== PROBLEM TO SOLVE ==
Would you transcribe the listing that follows, character for character, and omit its images?

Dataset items
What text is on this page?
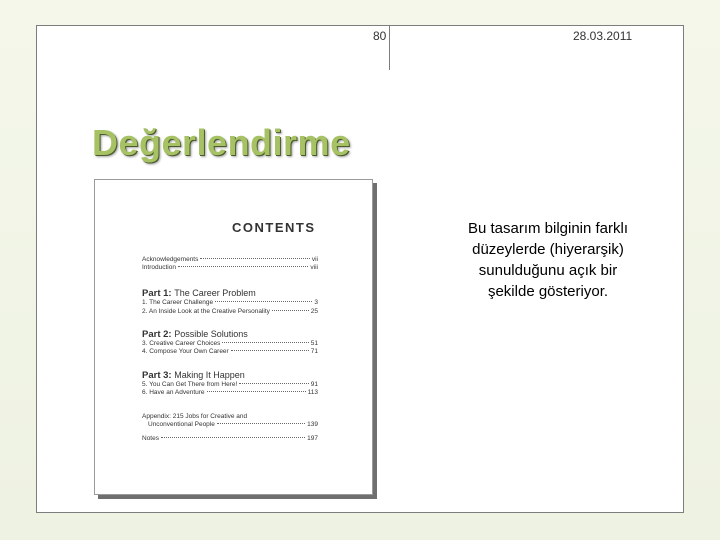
80	28.03.2011
Değerlendirme
CONTENTS
Acknowledgements	vii
Introduction	viii
Part 1: The Career Problem
1. The Career Challenge	3
2. An Inside Look at the Creative Personality	25
Part 2: Possible Solutions
3. Creative Career Choices	51
4. Compose Your Own Career	71
Part 3: Making It Happen
5. You Can Get There from Here!	91
6. Have an Adventure	113
Appendix: 215 Jobs for Creative and
Unconventional People	139
Notes	197
Bu tasarım bilginin farklı düzeylerde (hiyerarşik) sunulduğunu açık bir şekilde gösteriyor.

== RESPONSE FOR THIS EXERCISE ==
What text is on this page?
80	28.03.2011
Değerlendirme
CONTENTS
Acknowledgements	vii
Introduction	viii
Part 1: The Career Problem
1. The Career Challenge	3
2. An Inside Look at the Creative Personality	25
Part 2: Possible Solutions
3. Creative Career Choices	51
4. Compose Your Own Career	71
Part 3: Making It Happen
5. You Can Get There from Here!	91
6. Have an Adventure	113
Appendix: 215 Jobs for Creative and
Unconventional People	139
Notes	197
Bu tasarım bilginin farklı düzeylerde (hiyerarşik) sunulduğunu açık bir şekilde gösteriyor.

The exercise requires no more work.